#### OBJECTIVE
Omit the pictures and output every entry below exactly as written.

#### DATA PROVIDED
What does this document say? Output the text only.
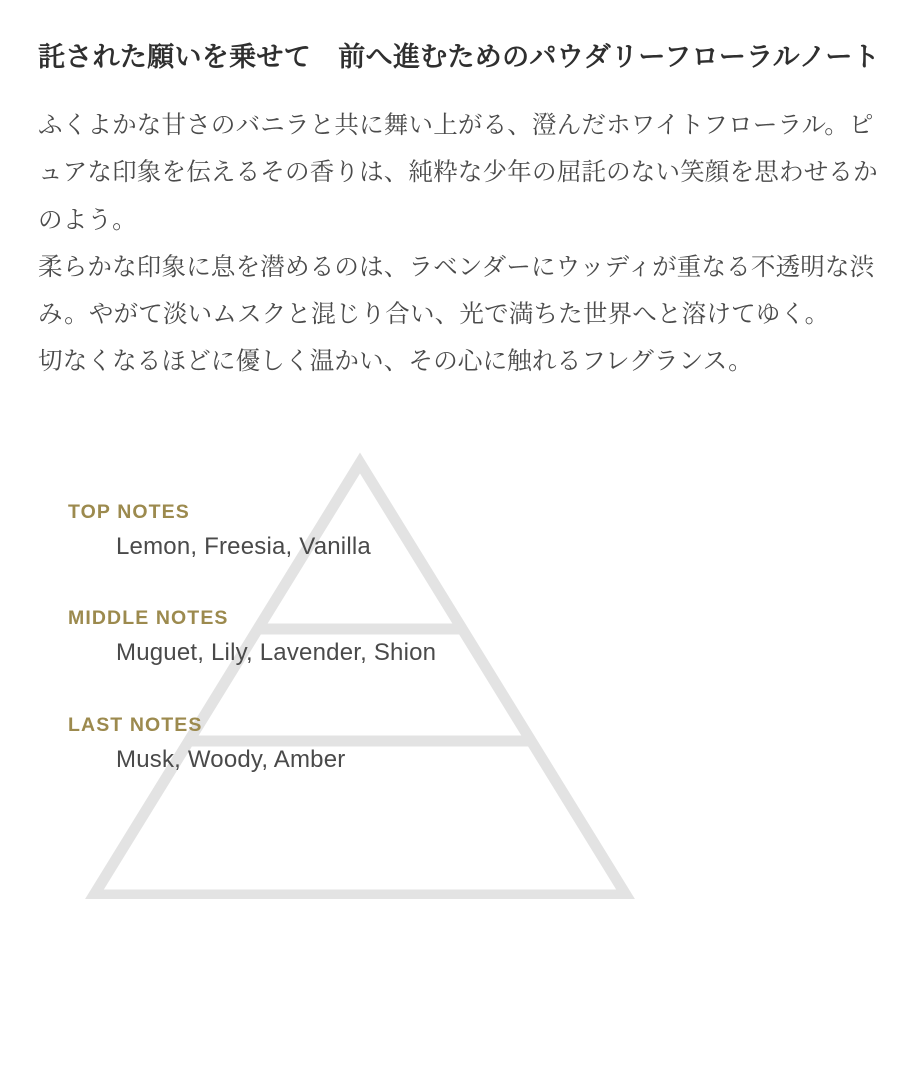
託された願いを乗せて　前へ進むためのパウダリーフローラルノート

ふくよかな甘さのバニラと共に舞い上がる、澄んだホワイトフローラル。ピュアな印象を伝えるその香りは、純粋な少年の屈託のない笑顔を思わせるかのよう。

柔らかな印象に息を潜めるのは、ラベンダーにウッディが重なる不透明な渋み。やがて淡いムスクと混じり合い、光で満ちた世界へと溶けてゆく。

切なくなるほどに優しく温かい、その心に触れるフレグランス。

TOP NOTES
Lemon, Freesia, Vanilla
MIDDLE NOTES
Muguet, Lily, Lavender, Shion
LAST NOTES
Musk, Woody, Amber
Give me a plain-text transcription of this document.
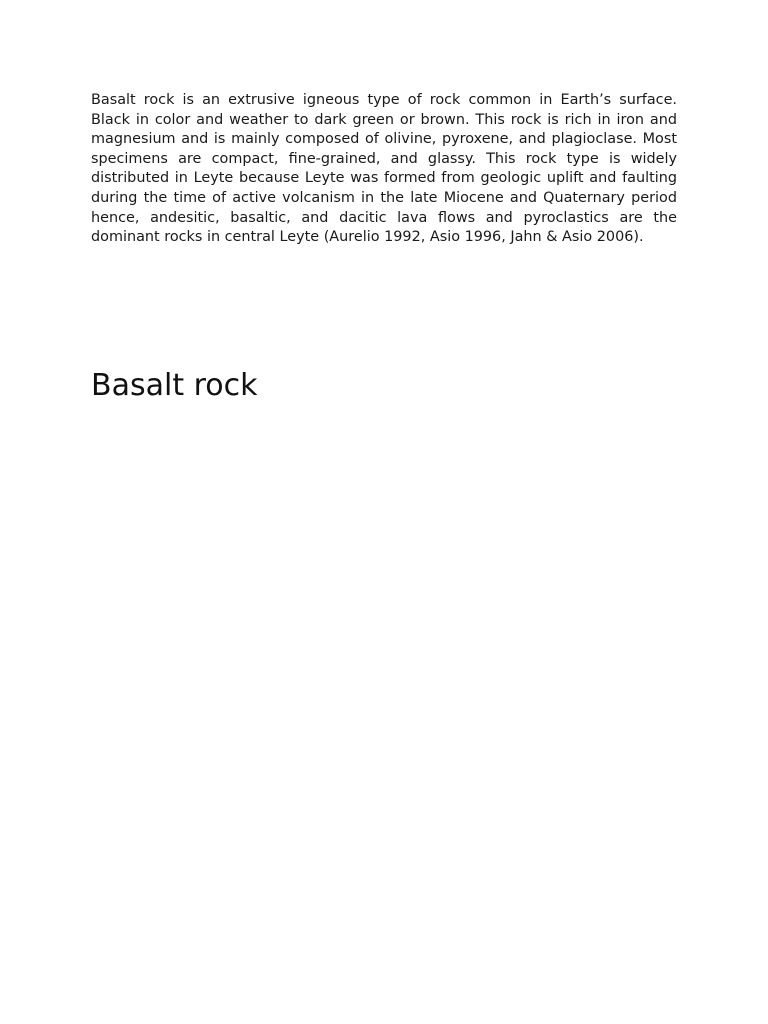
Basalt rock is an extrusive igneous type of rock common in Earth’s surface. Black in color and weather to dark green or brown. This rock is rich in iron and magnesium and is mainly composed of olivine, pyroxene, and plagioclase. Most specimens are compact, fine-grained, and glassy. This rock type is widely distributed in Leyte because Leyte was formed from geologic uplift and faulting during the time of active volcanism in the late Miocene and Quaternary period hence, andesitic, basaltic, and dacitic lava flows and pyroclastics are the dominant rocks in central Leyte (Aurelio 1992, Asio 1996, Jahn & Asio 2006).

Basalt rock
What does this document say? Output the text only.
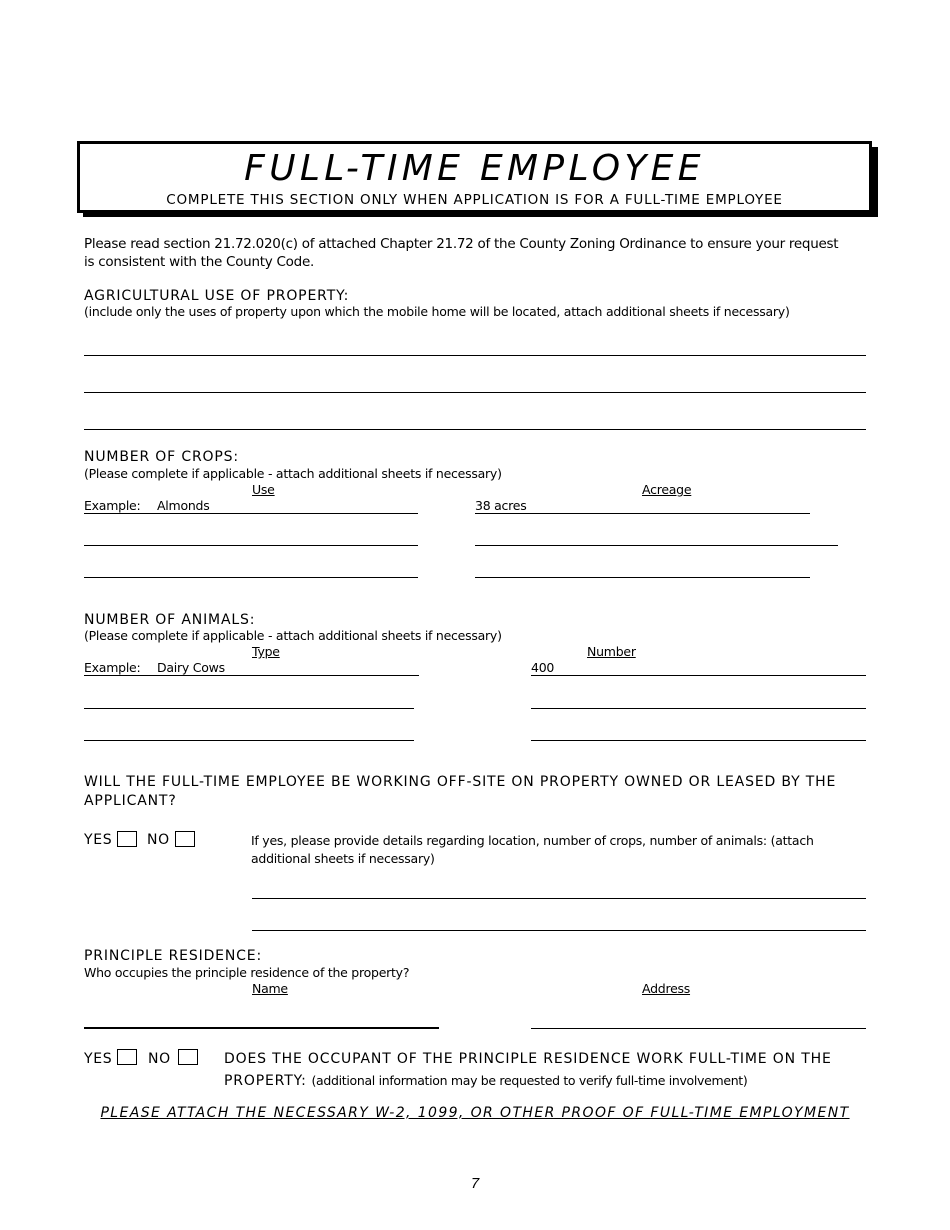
FULL-TIME EMPLOYEE
COMPLETE THIS SECTION ONLY WHEN APPLICATION IS FOR A FULL-TIME EMPLOYEE
Please read section 21.72.020(c) of attached Chapter 21.72 of the County Zoning Ordinance to ensure your request
is consistent with the County Code.
AGRICULTURAL USE OF PROPERTY:
(include only the uses of property upon which the mobile home will be located, attach additional sheets if necessary)
NUMBER OF CROPS:
(Please complete if applicable - attach additional sheets if necessary)
Use	Acreage
Example: Almonds	38 acres
NUMBER OF ANIMALS:
(Please complete if applicable - attach additional sheets if necessary)
Type	Number
Example: Dairy Cows	400
WILL THE FULL-TIME EMPLOYEE BE WORKING OFF-SITE ON PROPERTY OWNED OR LEASED BY THE
APPLICANT?
YES NO	If yes, please provide details regarding location, number of crops, number of animals: (attach
additional sheets if necessary)
PRINCIPLE RESIDENCE:
Who occupies the principle residence of the property?
Name	Address
YES	NO	DOES THE OCCUPANT OF THE PRINCIPLE RESIDENCE WORK FULL-TIME ON THE
PROPERTY: (additional information may be requested to verify full-time involvement)
PLEASE ATTACH THE NECESSARY W-2, 1099, OR OTHER PROOF OF FULL-TIME EMPLOYMENT
7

#### ANSWER FOR THIS EXERCISE
What does this document say? Output the text only.
託された願いを乗せて　前へ進むためのパウダリーフローラルノート

ふくよかな甘さのバニラと共に舞い上がる、澄んだホワイトフローラル。ピュアな印象を伝えるその香りは、純粋な少年の屈託のない笑顔を思わせるかのよう。

柔らかな印象に息を潜めるのは、ラベンダーにウッディが重なる不透明な渋み。やがて淡いムスクと混じり合い、光で満ちた世界へと溶けてゆく。

切なくなるほどに優しく温かい、その心に触れるフレグランス。

TOP NOTES
Lemon, Freesia, Vanilla
MIDDLE NOTES
Muguet, Lily, Lavender, Shion
LAST NOTES
Musk, Woody, Amber
Give me a plain-text transcription of this document.
Basalt rock is an extrusive igneous type of rock common in Earth’s surface. Black in color and weather to dark green or brown. This rock is rich in iron and magnesium and is mainly composed of olivine, pyroxene, and plagioclase. Most specimens are compact, fine-grained, and glassy. This rock type is widely distributed in Leyte because Leyte was formed from geologic uplift and faulting during the time of active volcanism in the late Miocene and Quaternary period hence, andesitic, basaltic, and dacitic lava flows and pyroclastics are the dominant rocks in central Leyte (Aurelio 1992, Asio 1996, Jahn & Asio 2006).

Basalt rock
What does this document say? Output the text only.
FULL-TIME EMPLOYEE
COMPLETE THIS SECTION ONLY WHEN APPLICATION IS FOR A FULL-TIME EMPLOYEE
Please read section 21.72.020(c) of attached Chapter 21.72 of the County Zoning Ordinance to ensure your request
is consistent with the County Code.
AGRICULTURAL USE OF PROPERTY:
(include only the uses of property upon which the mobile home will be located, attach additional sheets if necessary)
NUMBER OF CROPS:
(Please complete if applicable - attach additional sheets if necessary)
Use	Acreage
Example: Almonds	38 acres
NUMBER OF ANIMALS:
(Please complete if applicable - attach additional sheets if necessary)
Type	Number
Example: Dairy Cows	400
WILL THE FULL-TIME EMPLOYEE BE WORKING OFF-SITE ON PROPERTY OWNED OR LEASED BY THE
APPLICANT?
YES NO	If yes, please provide details regarding location, number of crops, number of animals: (attach
additional sheets if necessary)
PRINCIPLE RESIDENCE:
Who occupies the principle residence of the property?
Name	Address
YES	NO	DOES THE OCCUPANT OF THE PRINCIPLE RESIDENCE WORK FULL-TIME ON THE
PROPERTY: (additional information may be requested to verify full-time involvement)
PLEASE ATTACH THE NECESSARY W-2, 1099, OR OTHER PROOF OF FULL-TIME EMPLOYMENT
7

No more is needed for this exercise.